Restate the data below word for word. Skip any images it contains.

Dataset records
┌──
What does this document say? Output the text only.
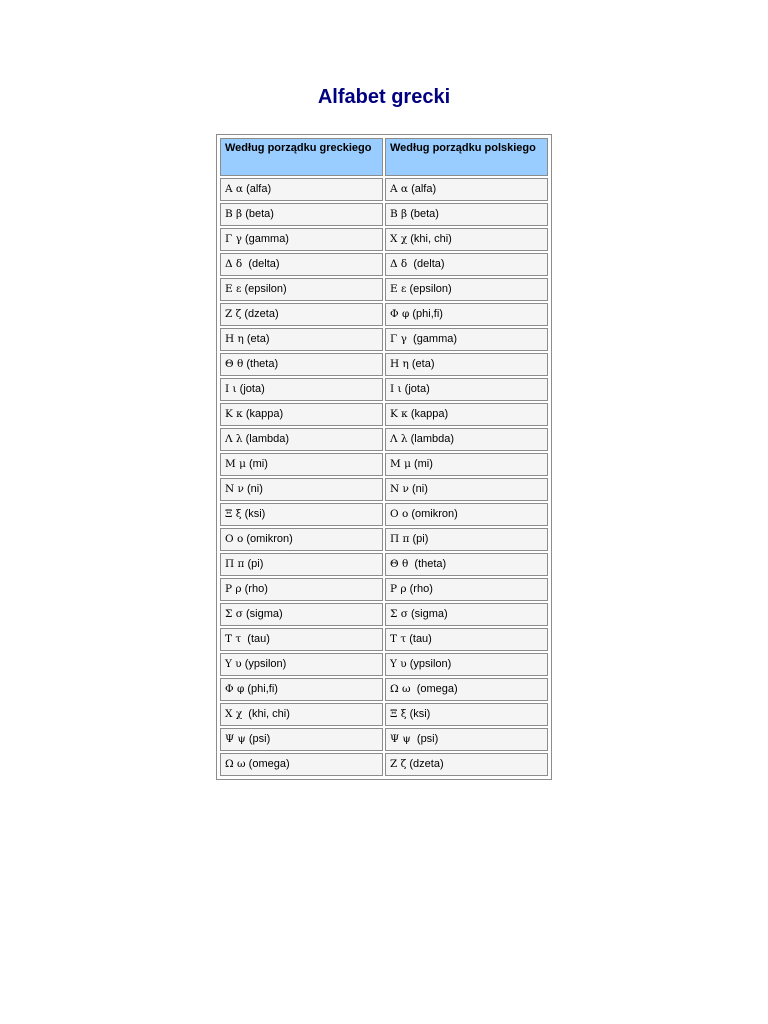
Alfabet grecki
Według porządku greckiego	Według porządku polskiego
Α α (alfa)	Α α (alfa)
Β β (beta)	Β β (beta)
Γ γ (gamma)	Χ χ (khi, chi)
Δ δ  (delta)	Δ δ  (delta)
Ε ε (epsilon)	Ε ε (epsilon)
Ζ ζ (dzeta)	Φ φ (phi,fi)
Η η (eta)	Γ γ  (gamma)
Θ θ (theta)	Η η (eta)
Ι ι (jota)	Ι ι (jota)
Κ κ (kappa)	Κ κ (kappa)
Λ λ (lambda)	Λ λ (lambda)
Μ μ (mi)	Μ μ (mi)
Ν ν (ni)	Ν ν (ni)
Ξ ξ (ksi)	Ο ο (omikron)
Ο ο (omikron)	Π π (pi)
Π π (pi)	Θ θ  (theta)
Ρ ρ (rho)	Ρ ρ (rho)
Σ σ (sigma)	Σ σ (sigma)
Τ τ  (tau)	Τ τ (tau)
Υ υ (ypsilon)	Υ υ (ypsilon)
Φ φ (phi,fi)	Ω ω  (omega)
Χ χ  (khi, chi)	Ξ ξ (ksi)
Ψ ψ (psi)	Ψ ψ  (psi)
Ω ω (omega)	Ζ ζ (dzeta)
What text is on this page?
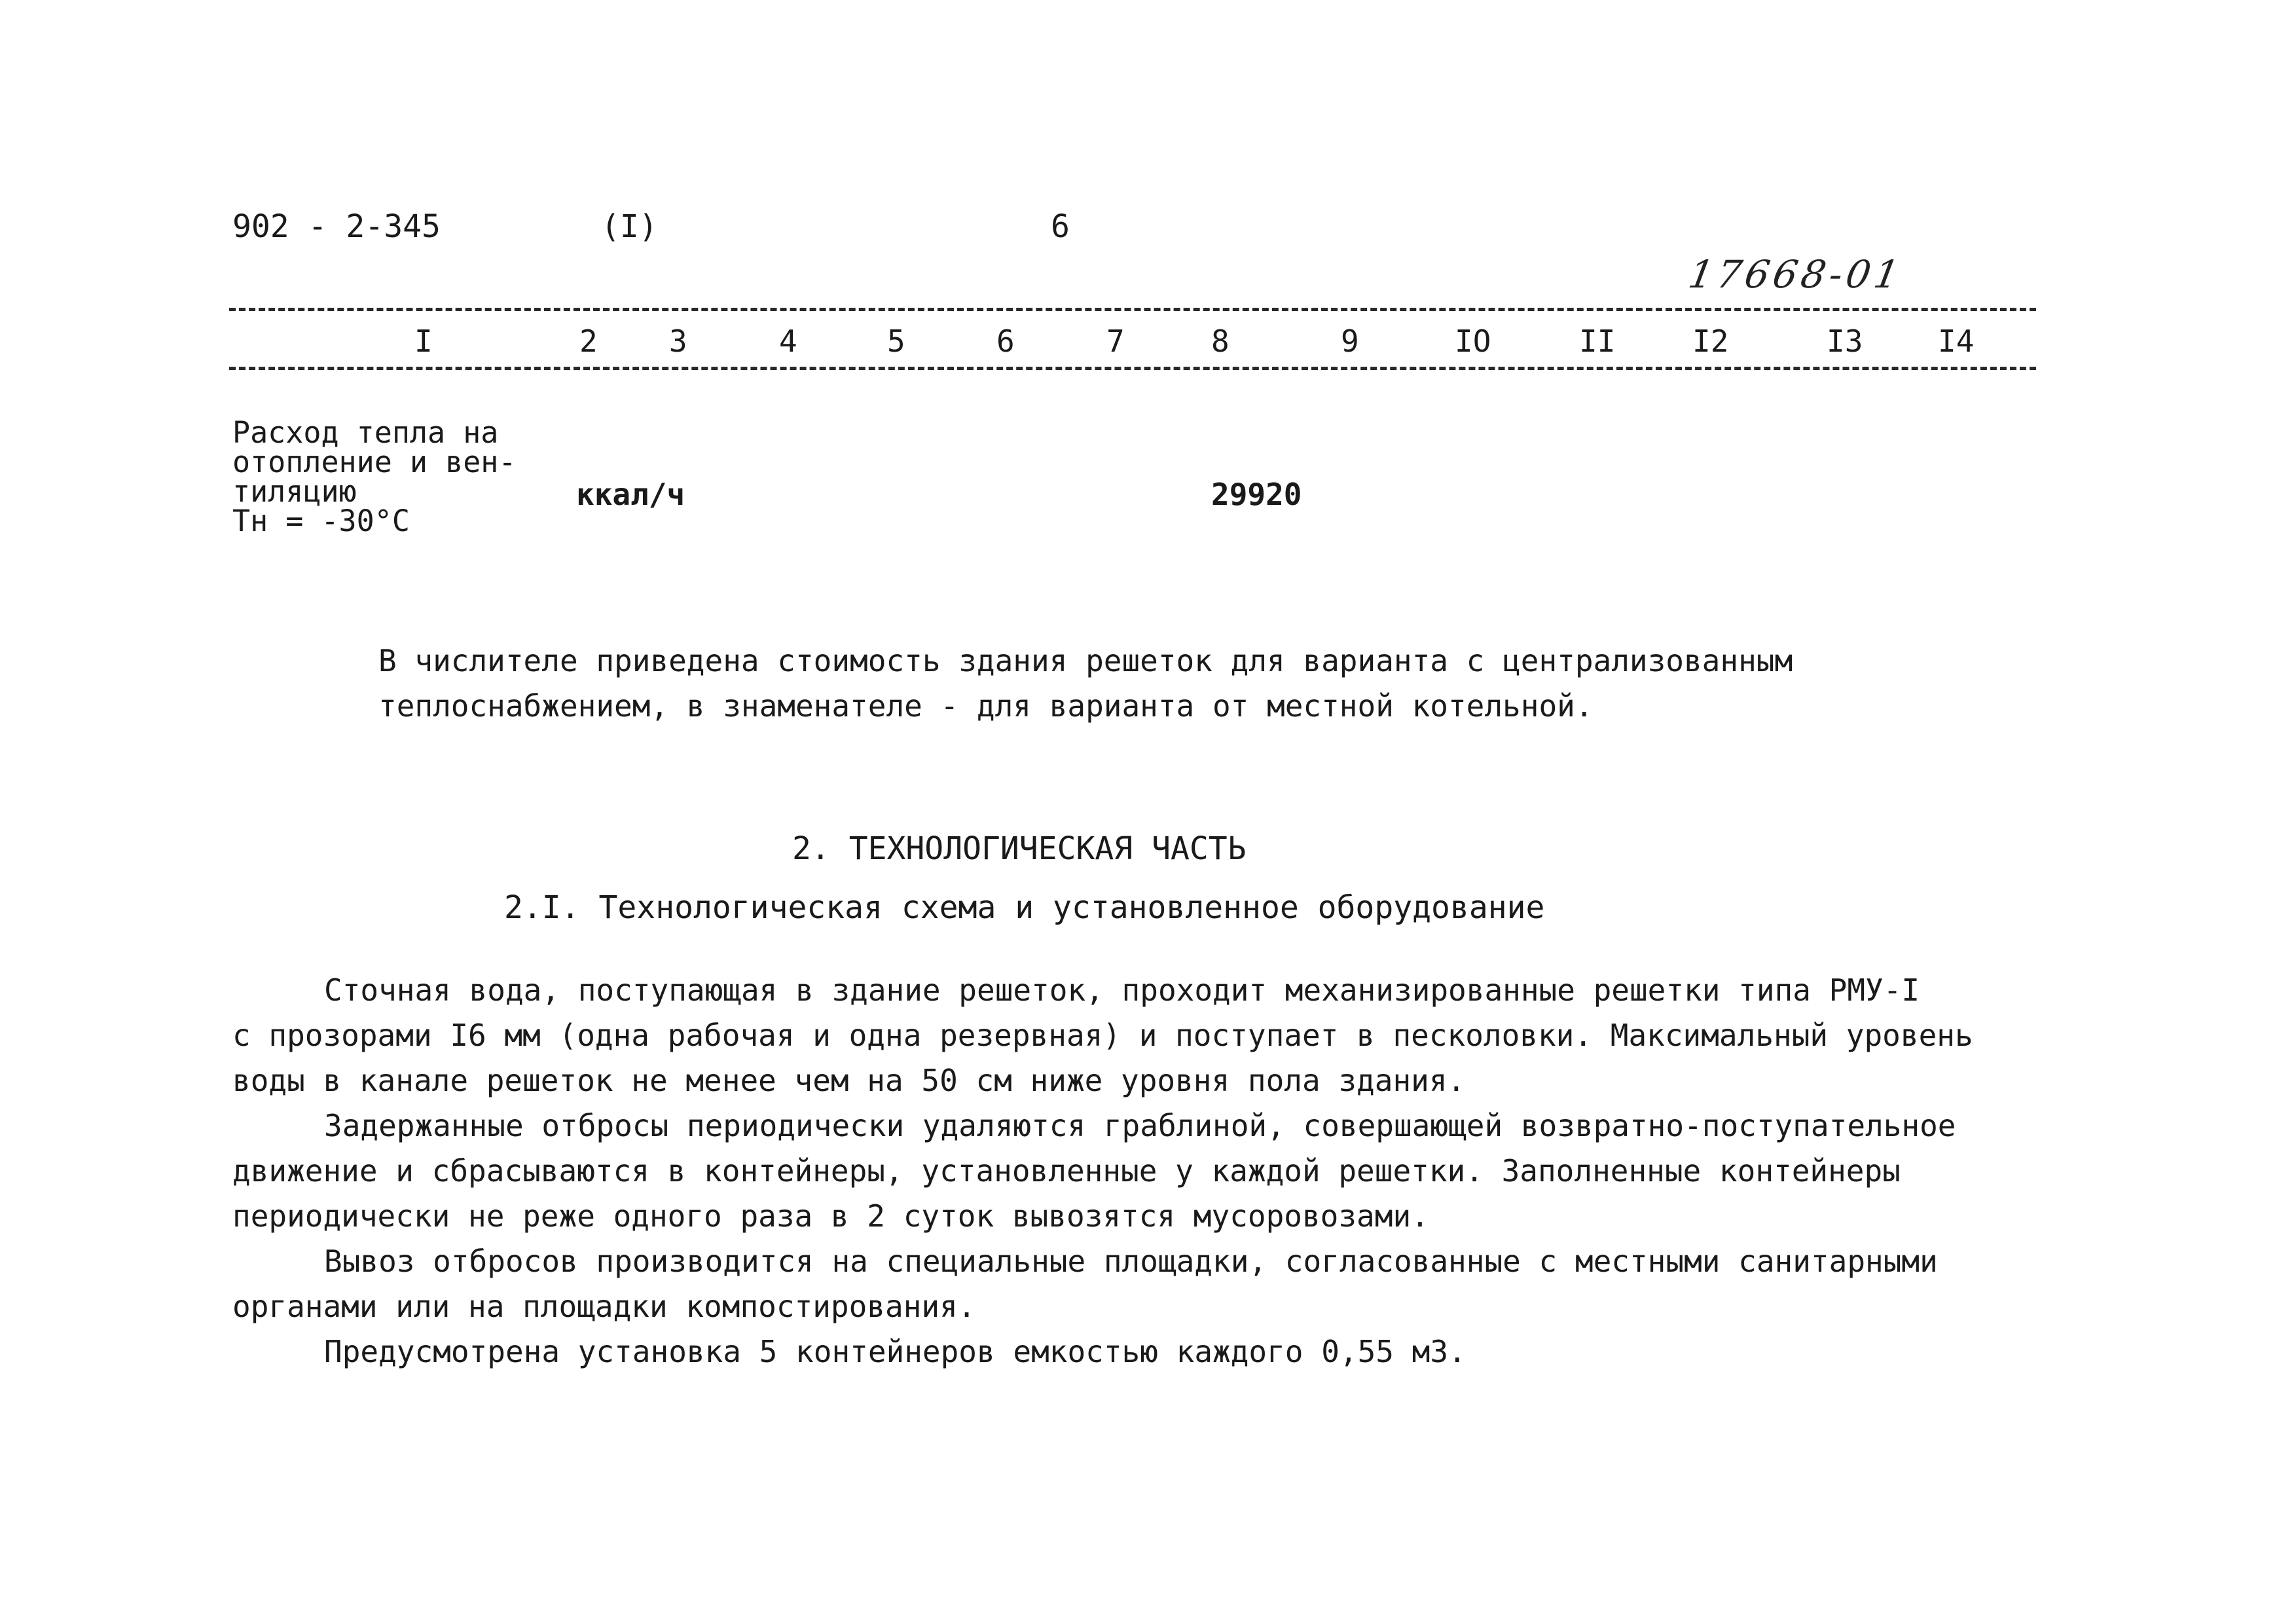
902 - 2-345	(I)	6
17668-01
I	2 3	4	5	6	7	8	9	IO	II	I2	I3 I4
Расход тепла на
отопление и вен-
тиляцию
Тн = -30°С
ккал/ч	29920
В числителе приведена стоимость здания решеток для варианта с централизованным
теплоснабжением, в знаменателе - для варианта от местной котельной.
2. ТЕХНОЛОГИЧЕСКАЯ ЧАСТЬ
2.I. Технологическая схема и установленное оборудование
Сточная вода, поступающая в здание решеток, проходит механизированные решетки типа РМУ-I
с прозорами I6 мм (одна рабочая и одна резервная) и поступает в песколовки. Максимальный уровень
воды в канале решеток не менее чем на 50 см ниже уровня пола здания.
Задержанные отбросы периодически удаляются граблиной, совершающей возвратно-поступательное
движение и сбрасываются в контейнеры, установленные у каждой решетки. Заполненные контейнеры
периодически не реже одного раза в 2 суток вывозятся мусоровозами.
Вывоз отбросов производится на специальные площадки, согласованные с местными санитарными
органами или на площадки компостирования.
Предусмотрена установка 5 контейнеров емкостью каждого 0,55 м3.
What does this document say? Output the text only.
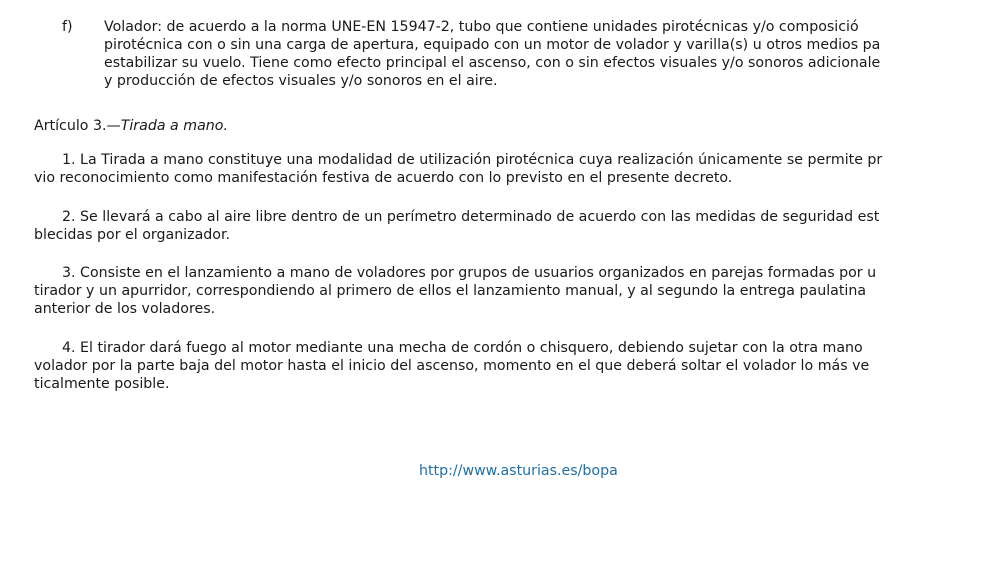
f) Volador: de acuerdo a la norma UNE-EN 15947-2, tubo que contiene unidades pirotécnicas y/o composició
pirotécnica con o sin una carga de apertura, equipado con un motor de volador y varilla(s) u otros medios pa
estabilizar su vuelo. Tiene como efecto principal el ascenso, con o sin efectos visuales y/o sonoros adicionale
y producción de efectos visuales y/o sonoros en el aire.
Artículo 3.—Tirada a mano.
1. La Tirada a mano constituye una modalidad de utilización pirotécnica cuya realización únicamente se permite pr
vio reconocimiento como manifestación festiva de acuerdo con lo previsto en el presente decreto.
2. Se llevará a cabo al aire libre dentro de un perímetro determinado de acuerdo con las medidas de seguridad est
blecidas por el organizador.
3. Consiste en el lanzamiento a mano de voladores por grupos de usuarios organizados en parejas formadas por u
tirador y un apurridor, correspondiendo al primero de ellos el lanzamiento manual, y al segundo la entrega paulatina
anterior de los voladores.
4. El tirador dará fuego al motor mediante una mecha de cordón o chisquero, debiendo sujetar con la otra mano
volador por la parte baja del motor hasta el inicio del ascenso, momento en el que deberá soltar el volador lo más ve
ticalmente posible.
http://www.asturias.es/bopa
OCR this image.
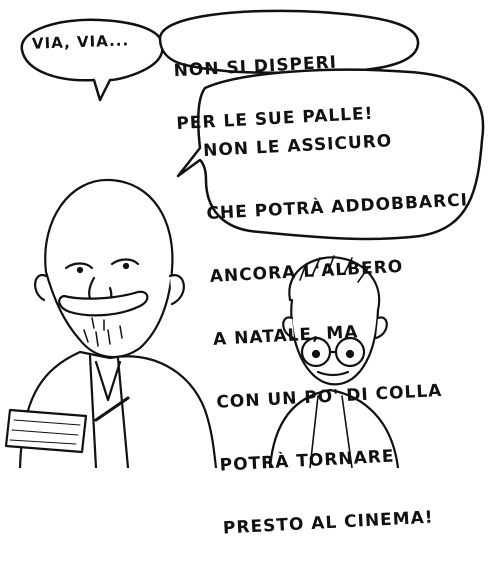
VIA, VIA...

NON SI DISPERI

PER LE SUE PALLE!

NON LE ASSICURO

CHE POTRÀ ADDOBBARCI

ANCORA L'ALBERO

A NATALE, MA

CON UN PO' DI COLLA

POTRÀ TORNARE

PRESTO AL CINEMA!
└──
_Correct response_:
What does this document say? Output the text only.
Alfabet grecki
Według porządku greckiego	Według porządku polskiego
Α α (alfa)	Α α (alfa)
Β β (beta)	Β β (beta)
Γ γ (gamma)	Χ χ (khi, chi)
Δ δ  (delta)	Δ δ  (delta)
Ε ε (epsilon)	Ε ε (epsilon)
Ζ ζ (dzeta)	Φ φ (phi,fi)
Η η (eta)	Γ γ  (gamma)
Θ θ (theta)	Η η (eta)
Ι ι (jota)	Ι ι (jota)
Κ κ (kappa)	Κ κ (kappa)
Λ λ (lambda)	Λ λ (lambda)
Μ μ (mi)	Μ μ (mi)
Ν ν (ni)	Ν ν (ni)
Ξ ξ (ksi)	Ο ο (omikron)
Ο ο (omikron)	Π π (pi)
Π π (pi)	Θ θ  (theta)
Ρ ρ (rho)	Ρ ρ (rho)
Σ σ (sigma)	Σ σ (sigma)
Τ τ  (tau)	Τ τ (tau)
Υ υ (ypsilon)	Υ υ (ypsilon)
Φ φ (phi,fi)	Ω ω  (omega)
Χ χ  (khi, chi)	Ξ ξ (ksi)
Ψ ψ (psi)	Ψ ψ  (psi)
Ω ω (omega)	Ζ ζ (dzeta)
What text is on this page?
902 - 2-345	(I)	6
17668-01
I	2 3	4	5	6	7	8	9	IO	II	I2	I3 I4
Расход тепла на
отопление и вен-
тиляцию
Тн = -30°С
ккал/ч	29920
В числителе приведена стоимость здания решеток для варианта с централизованным
теплоснабжением, в знаменателе - для варианта от местной котельной.
2. ТЕХНОЛОГИЧЕСКАЯ ЧАСТЬ
2.I. Технологическая схема и установленное оборудование
Сточная вода, поступающая в здание решеток, проходит механизированные решетки типа РМУ-I
с прозорами I6 мм (одна рабочая и одна резервная) и поступает в песколовки. Максимальный уровень
воды в канале решеток не менее чем на 50 см ниже уровня пола здания.
Задержанные отбросы периодически удаляются граблиной, совершающей возвратно-поступательное
движение и сбрасываются в контейнеры, установленные у каждой решетки. Заполненные контейнеры
периодически не реже одного раза в 2 суток вывозятся мусоровозами.
Вывоз отбросов производится на специальные площадки, согласованные с местными санитарными
органами или на площадки компостирования.
Предусмотрена установка 5 контейнеров емкостью каждого 0,55 м3.
What does this document say? Output the text only.
f) Volador: de acuerdo a la norma UNE-EN 15947-2, tubo que contiene unidades pirotécnicas y/o composició
pirotécnica con o sin una carga de apertura, equipado con un motor de volador y varilla(s) u otros medios pa
estabilizar su vuelo. Tiene como efecto principal el ascenso, con o sin efectos visuales y/o sonoros adicionale
y producción de efectos visuales y/o sonoros en el aire.
Artículo 3.—Tirada a mano.
1. La Tirada a mano constituye una modalidad de utilización pirotécnica cuya realización únicamente se permite pr
vio reconocimiento como manifestación festiva de acuerdo con lo previsto en el presente decreto.
2. Se llevará a cabo al aire libre dentro de un perímetro determinado de acuerdo con las medidas de seguridad est
blecidas por el organizador.
3. Consiste en el lanzamiento a mano de voladores por grupos de usuarios organizados en parejas formadas por u
tirador y un apurridor, correspondiendo al primero de ellos el lanzamiento manual, y al segundo la entrega paulatina
anterior de los voladores.
4. El tirador dará fuego al motor mediante una mecha de cordón o chisquero, debiendo sujetar con la otra mano
volador por la parte baja del motor hasta el inicio del ascenso, momento en el que deberá soltar el volador lo más ve
ticalmente posible.
http://www.asturias.es/bopa
OCR this image.
VIA, VIA...

NON SI DISPERI

PER LE SUE PALLE!

NON LE ASSICURO

CHE POTRÀ ADDOBBARCI

ANCORA L'ALBERO

A NATALE, MA

CON UN PO' DI COLLA

POTRÀ TORNARE

PRESTO AL CINEMA!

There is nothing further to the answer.